List all lines in the material below that contain "values".

================

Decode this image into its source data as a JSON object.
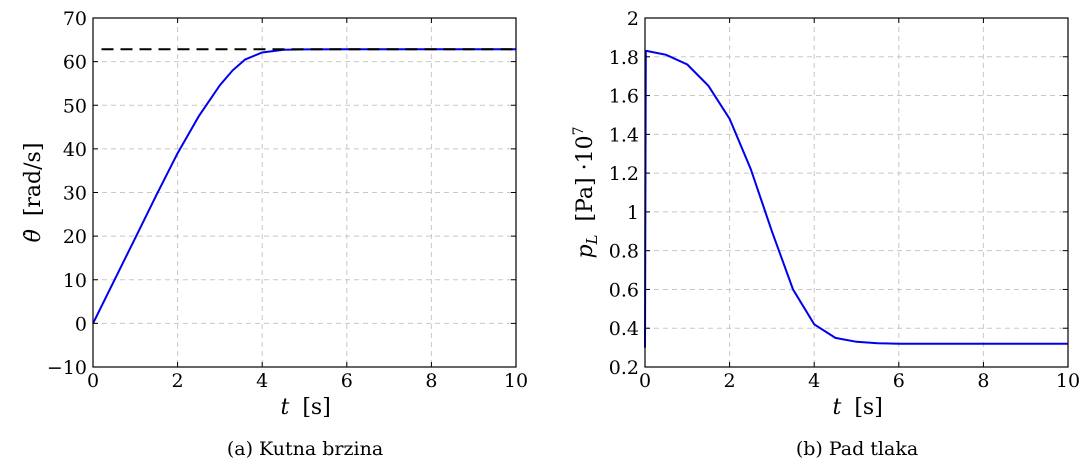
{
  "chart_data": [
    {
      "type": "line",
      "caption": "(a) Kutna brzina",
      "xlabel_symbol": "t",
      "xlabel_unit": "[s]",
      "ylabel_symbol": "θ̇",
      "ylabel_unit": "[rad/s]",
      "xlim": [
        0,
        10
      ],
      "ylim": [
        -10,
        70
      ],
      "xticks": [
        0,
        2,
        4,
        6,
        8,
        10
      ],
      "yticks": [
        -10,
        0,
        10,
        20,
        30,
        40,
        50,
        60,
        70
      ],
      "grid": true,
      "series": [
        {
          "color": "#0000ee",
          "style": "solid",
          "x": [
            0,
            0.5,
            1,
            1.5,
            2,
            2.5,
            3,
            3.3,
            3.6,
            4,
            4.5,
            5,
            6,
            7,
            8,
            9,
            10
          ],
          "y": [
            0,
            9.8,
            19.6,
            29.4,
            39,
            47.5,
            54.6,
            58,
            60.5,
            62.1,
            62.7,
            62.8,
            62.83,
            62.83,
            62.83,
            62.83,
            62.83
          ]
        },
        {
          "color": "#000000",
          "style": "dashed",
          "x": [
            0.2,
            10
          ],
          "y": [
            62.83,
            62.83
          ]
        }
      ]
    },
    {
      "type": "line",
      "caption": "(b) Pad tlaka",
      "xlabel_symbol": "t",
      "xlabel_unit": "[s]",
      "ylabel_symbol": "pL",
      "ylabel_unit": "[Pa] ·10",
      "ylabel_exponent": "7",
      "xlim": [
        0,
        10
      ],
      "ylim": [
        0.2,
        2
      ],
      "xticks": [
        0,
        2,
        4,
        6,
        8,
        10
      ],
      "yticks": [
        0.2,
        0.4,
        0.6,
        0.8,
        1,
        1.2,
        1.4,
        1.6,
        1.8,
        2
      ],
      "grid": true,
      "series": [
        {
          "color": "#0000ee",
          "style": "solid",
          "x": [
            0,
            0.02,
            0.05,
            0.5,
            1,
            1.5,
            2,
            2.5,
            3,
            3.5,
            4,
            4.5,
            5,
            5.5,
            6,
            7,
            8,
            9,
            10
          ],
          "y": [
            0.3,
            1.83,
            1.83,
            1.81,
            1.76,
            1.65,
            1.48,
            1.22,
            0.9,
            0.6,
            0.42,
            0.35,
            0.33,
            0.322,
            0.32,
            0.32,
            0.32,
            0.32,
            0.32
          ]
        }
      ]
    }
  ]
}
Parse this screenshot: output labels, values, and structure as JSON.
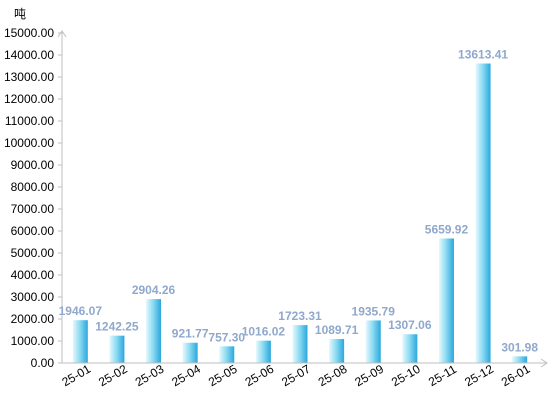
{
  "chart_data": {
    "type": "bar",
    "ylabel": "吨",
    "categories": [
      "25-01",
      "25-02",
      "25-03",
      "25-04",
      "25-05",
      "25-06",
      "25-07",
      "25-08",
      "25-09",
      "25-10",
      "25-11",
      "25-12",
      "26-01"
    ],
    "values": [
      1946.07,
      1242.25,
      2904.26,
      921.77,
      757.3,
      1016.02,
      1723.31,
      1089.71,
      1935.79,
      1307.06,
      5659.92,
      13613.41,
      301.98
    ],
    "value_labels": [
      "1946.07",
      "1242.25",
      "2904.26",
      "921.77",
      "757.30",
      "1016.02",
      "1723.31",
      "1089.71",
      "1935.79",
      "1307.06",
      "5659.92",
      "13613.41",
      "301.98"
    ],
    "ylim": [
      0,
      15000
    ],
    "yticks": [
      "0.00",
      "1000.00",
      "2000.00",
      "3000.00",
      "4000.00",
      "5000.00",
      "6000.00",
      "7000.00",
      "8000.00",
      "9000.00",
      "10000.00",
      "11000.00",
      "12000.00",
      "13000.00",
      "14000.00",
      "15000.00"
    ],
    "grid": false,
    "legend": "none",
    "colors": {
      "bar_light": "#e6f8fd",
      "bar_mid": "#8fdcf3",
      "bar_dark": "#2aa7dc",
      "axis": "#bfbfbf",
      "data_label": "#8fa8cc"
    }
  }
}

================

[Correct result]:
Parse this screenshot: output labels, values, and structure as JSON.
    "values": [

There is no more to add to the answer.